------ Input ------

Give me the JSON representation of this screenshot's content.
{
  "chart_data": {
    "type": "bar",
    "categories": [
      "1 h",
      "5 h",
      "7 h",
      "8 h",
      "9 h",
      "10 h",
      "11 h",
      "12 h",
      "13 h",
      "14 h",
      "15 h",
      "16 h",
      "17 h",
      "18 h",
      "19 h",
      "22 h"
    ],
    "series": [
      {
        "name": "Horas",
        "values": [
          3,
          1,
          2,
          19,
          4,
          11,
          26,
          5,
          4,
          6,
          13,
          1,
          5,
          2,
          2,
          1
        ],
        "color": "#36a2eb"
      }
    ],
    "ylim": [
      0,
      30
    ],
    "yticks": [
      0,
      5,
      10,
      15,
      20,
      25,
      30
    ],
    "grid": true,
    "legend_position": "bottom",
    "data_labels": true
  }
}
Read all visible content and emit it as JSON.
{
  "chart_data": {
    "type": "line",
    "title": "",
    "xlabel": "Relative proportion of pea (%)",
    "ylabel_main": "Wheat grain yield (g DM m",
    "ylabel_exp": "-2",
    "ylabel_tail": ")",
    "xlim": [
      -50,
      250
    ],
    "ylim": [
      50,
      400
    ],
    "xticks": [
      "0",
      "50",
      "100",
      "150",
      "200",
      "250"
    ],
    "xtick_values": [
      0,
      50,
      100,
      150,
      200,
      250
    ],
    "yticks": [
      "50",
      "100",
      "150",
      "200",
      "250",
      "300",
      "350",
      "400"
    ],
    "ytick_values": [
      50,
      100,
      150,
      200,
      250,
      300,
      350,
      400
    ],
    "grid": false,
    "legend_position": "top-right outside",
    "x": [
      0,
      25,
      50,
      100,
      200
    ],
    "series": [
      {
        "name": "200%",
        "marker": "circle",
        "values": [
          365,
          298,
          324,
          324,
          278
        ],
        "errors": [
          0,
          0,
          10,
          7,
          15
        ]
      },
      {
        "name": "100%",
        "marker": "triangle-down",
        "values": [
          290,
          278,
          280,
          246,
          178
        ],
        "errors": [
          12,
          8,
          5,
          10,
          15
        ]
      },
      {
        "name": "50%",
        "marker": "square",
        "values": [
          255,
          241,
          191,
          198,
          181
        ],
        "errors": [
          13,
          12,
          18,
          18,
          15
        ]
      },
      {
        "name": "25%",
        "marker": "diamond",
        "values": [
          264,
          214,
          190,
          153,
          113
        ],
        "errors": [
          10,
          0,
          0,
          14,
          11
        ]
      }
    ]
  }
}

------

▶ _Exercise instructions_: Search the entries for "content" and copy out each line that has it.

▶ _Written answer_:
Give me the JSON representation of this screenshot's content.
Read all visible content and emit it as JSON.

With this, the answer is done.